● REQUIRED TASK: Write out all of the data without omission, exactly as shown.

● MATERIALS PROVIDED:
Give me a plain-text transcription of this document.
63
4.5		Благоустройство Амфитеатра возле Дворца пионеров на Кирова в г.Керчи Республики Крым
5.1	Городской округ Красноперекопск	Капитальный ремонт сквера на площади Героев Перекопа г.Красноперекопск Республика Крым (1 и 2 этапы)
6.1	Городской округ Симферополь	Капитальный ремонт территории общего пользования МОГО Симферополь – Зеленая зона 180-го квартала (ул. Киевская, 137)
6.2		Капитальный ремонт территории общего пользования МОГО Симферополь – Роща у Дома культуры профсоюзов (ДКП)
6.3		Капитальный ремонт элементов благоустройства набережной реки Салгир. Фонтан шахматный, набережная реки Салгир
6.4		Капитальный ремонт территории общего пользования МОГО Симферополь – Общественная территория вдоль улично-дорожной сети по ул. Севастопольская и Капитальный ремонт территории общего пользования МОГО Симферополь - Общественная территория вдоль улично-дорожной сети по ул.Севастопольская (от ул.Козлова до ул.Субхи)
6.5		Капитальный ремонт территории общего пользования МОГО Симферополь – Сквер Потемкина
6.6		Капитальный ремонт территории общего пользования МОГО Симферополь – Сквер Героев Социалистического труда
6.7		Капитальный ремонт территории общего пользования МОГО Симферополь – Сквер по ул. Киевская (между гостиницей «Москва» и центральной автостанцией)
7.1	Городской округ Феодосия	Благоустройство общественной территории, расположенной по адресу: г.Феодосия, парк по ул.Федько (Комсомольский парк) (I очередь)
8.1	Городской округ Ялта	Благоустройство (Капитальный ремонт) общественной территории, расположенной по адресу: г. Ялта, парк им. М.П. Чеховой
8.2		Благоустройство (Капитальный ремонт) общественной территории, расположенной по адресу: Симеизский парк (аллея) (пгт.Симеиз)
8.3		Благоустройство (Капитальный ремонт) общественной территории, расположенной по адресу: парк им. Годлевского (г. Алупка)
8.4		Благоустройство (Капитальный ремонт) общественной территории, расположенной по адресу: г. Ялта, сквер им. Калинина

● SOLUTION FOR THIS TASK:
Give me a plain-text transcription of this document.
63
4.5		Благоустройство Амфитеатра возле Дворца пионеров на Кирова в г.Керчи Республики Крым
5.1	Городской округ Красноперекопск	Капитальный ремонт сквера на площади Героев Перекопа г.Красноперекопск Республика Крым (1 и 2 этапы)
6.1	Городской округ Симферополь	Капитальный ремонт территории общего пользования МОГО Симферополь – Зеленая зона 180-го квартала (ул. Киевская, 137)
6.2		Капитальный ремонт территории общего пользования МОГО Симферополь – Роща у Дома культуры профсоюзов (ДКП)
6.3		Капитальный ремонт элементов благоустройства набережной реки Салгир. Фонтан шахматный, набережная реки Салгир
6.4		Капитальный ремонт территории общего пользования МОГО Симферополь – Общественная территория вдоль улично-дорожной сети по ул. Севастопольская и Капитальный ремонт территории общего пользования МОГО Симферополь - Общественная территория вдоль улично-дорожной сети по ул.Севастопольская (от ул.Козлова до ул.Субхи)
6.5		Капитальный ремонт территории общего пользования МОГО Симферополь – Сквер Потемкина
6.6		Капитальный ремонт территории общего пользования МОГО Симферополь – Сквер Героев Социалистического труда
6.7		Капитальный ремонт территории общего пользования МОГО Симферополь – Сквер по ул. Киевская (между гостиницей «Москва» и центральной автостанцией)
7.1	Городской округ Феодосия	Благоустройство общественной территории, расположенной по адресу: г.Феодосия, парк по ул.Федько (Комсомольский парк) (I очередь)
8.1	Городской округ Ялта	Благоустройство (Капитальный ремонт) общественной территории, расположенной по адресу: г. Ялта, парк им. М.П. Чеховой
8.2		Благоустройство (Капитальный ремонт) общественной территории, расположенной по адресу: Симеизский парк (аллея) (пгт.Симеиз)
8.3		Благоустройство (Капитальный ремонт) общественной территории, расположенной по адресу: парк им. Годлевского (г. Алупка)
8.4		Благоустройство (Капитальный ремонт) общественной территории, расположенной по адресу: г. Ялта, сквер им. Калинина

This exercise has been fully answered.